#### [REQUIRED WORK]
Copy all lines of the listing that include the string "服装与服饰设计".

#### [RECORDS PROVIDED]
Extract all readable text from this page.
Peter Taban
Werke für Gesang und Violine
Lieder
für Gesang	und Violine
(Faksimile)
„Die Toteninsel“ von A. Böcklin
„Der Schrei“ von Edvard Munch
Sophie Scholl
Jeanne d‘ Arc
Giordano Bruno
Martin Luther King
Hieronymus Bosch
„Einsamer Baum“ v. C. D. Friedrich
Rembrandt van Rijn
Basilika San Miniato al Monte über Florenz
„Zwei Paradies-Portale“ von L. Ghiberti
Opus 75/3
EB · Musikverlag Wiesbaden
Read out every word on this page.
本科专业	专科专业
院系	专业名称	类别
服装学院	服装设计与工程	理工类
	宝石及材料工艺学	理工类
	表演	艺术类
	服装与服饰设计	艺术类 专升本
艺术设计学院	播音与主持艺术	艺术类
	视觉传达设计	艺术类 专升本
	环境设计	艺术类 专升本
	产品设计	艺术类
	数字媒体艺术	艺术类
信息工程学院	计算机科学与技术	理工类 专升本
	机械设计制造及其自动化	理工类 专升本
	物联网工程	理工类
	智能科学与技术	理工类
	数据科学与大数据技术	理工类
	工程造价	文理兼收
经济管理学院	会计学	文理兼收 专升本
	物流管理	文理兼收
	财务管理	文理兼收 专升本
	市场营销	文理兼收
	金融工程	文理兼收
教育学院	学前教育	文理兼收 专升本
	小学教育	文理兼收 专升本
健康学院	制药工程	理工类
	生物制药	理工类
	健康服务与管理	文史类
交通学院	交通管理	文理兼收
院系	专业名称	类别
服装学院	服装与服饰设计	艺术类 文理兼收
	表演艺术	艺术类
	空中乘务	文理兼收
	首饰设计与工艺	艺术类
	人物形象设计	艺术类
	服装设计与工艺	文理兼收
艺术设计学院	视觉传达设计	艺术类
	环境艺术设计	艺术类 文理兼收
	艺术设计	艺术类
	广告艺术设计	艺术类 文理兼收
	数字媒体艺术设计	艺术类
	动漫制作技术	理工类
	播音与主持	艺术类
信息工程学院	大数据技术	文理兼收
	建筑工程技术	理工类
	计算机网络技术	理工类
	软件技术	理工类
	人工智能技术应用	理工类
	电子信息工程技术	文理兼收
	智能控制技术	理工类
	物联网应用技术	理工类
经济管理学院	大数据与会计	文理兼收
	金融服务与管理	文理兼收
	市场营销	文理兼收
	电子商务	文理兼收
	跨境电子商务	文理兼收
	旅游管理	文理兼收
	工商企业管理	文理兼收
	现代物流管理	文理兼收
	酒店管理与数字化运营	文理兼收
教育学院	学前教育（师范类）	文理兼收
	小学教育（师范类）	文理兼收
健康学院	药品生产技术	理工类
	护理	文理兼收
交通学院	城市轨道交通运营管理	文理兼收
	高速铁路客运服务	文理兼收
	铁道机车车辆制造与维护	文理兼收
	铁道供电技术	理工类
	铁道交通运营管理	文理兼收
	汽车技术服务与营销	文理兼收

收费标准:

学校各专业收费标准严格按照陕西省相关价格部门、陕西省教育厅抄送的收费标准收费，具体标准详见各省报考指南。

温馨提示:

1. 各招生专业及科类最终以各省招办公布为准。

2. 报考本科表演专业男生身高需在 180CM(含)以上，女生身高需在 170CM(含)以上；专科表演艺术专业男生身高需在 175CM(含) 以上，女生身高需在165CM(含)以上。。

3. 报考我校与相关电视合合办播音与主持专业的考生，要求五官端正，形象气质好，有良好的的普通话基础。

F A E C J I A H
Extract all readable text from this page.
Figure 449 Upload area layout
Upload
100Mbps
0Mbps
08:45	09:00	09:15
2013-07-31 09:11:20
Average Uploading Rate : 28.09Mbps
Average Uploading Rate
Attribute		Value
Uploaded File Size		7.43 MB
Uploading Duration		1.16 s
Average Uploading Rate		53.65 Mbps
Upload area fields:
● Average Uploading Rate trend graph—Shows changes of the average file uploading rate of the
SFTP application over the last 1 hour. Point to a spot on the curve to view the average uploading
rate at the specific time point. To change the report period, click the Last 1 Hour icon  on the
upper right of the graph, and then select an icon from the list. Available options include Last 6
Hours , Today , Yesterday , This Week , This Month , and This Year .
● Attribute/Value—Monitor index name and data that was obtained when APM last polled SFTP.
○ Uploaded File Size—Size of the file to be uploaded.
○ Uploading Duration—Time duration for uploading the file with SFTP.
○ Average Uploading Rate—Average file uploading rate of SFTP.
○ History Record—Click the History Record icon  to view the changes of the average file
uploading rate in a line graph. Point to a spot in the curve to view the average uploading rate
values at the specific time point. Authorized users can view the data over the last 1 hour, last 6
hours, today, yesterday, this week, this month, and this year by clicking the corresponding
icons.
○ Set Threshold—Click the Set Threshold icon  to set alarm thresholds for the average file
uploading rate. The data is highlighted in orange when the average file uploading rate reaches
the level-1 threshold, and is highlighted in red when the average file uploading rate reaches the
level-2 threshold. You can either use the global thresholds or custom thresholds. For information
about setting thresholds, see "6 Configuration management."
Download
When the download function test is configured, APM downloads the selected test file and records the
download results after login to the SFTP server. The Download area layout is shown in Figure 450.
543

#### [RIGHT ANSWER]
	服装与服饰设计	艺术类 专升本
服装学院	服装与服饰设计	艺术类 文理兼收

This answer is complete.